■ WHAT IS ASKED: Skip every picture and transcribe the remaining material exactly.

■ DATA SUPPLIED:
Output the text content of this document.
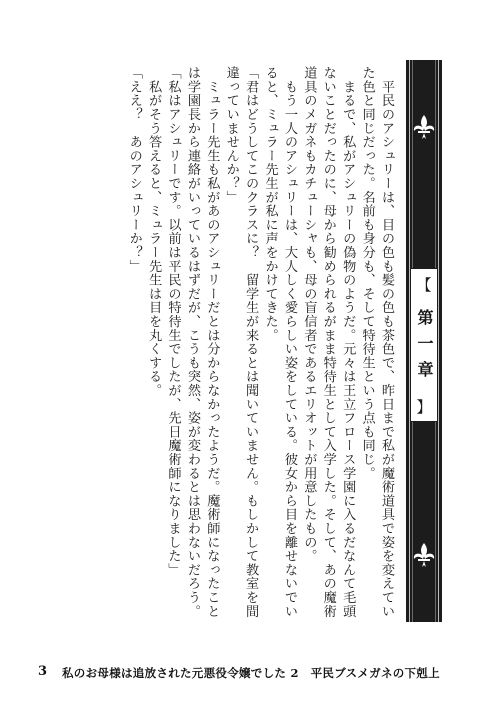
　平民のアシュリーは、目の色も髪の色も茶色で、昨日まで私が魔術道具で姿を変えていた色と同じだった。名前も身分も、そして特待生という点も同じ。

　まるで、私がアシュリーの偽物のようだ。元々は王立フロース学園に入るだなんて毛頭ないことだったのに、母から勧められるがまま特待生として入学した。そして、あの魔術道具のメガネもカチューシャも、母の盲信者であるエリオットが用意したもの。

　もう一人のアシュリーは、大人しく愛らしい姿をしている。彼女から目を離せないでいると、ミュラー先生が私に声をかけてきた。

「君はどうしてこのクラスに？　留学生が来るとは聞いていません。もしかして教室を間違っていませんか？」

　ミュラー先生も私があのアシュリーだとは分からなかったようだ。魔術師になったことは学園長から連絡がいっているはずだが、こうも突然、姿が変わるとは思わないだろう。

「私はアシュリーです。以前は平民の特待生でしたが、先日魔術師になりました」

　私がそう答えると、ミュラー先生は目を丸くする。

「ええ？　あのアシュリーか？」

【
第一章
】
3 私のお母様は追放された元悪役令嬢でした 2　平民ブスメガネの下剋上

■ TASK ANSWER:
Output the text content of this document.
　平民のアシュリーは、目の色も髪の色も茶色で、昨日まで私が魔術道具で姿を変えていた色と同じだった。名前も身分も、そして特待生という点も同じ。

　まるで、私がアシュリーの偽物のようだ。元々は王立フロース学園に入るだなんて毛頭ないことだったのに、母から勧められるがまま特待生として入学した。そして、あの魔術道具のメガネもカチューシャも、母の盲信者であるエリオットが用意したもの。

　もう一人のアシュリーは、大人しく愛らしい姿をしている。彼女から目を離せないでいると、ミュラー先生が私に声をかけてきた。

「君はどうしてこのクラスに？　留学生が来るとは聞いていません。もしかして教室を間違っていませんか？」

　ミュラー先生も私があのアシュリーだとは分からなかったようだ。魔術師になったことは学園長から連絡がいっているはずだが、こうも突然、姿が変わるとは思わないだろう。

「私はアシュリーです。以前は平民の特待生でしたが、先日魔術師になりました」

　私がそう答えると、ミュラー先生は目を丸くする。

「ええ？　あのアシュリーか？」

【
第一章
】
3 私のお母様は追放された元悪役令嬢でした 2　平民ブスメガネの下剋上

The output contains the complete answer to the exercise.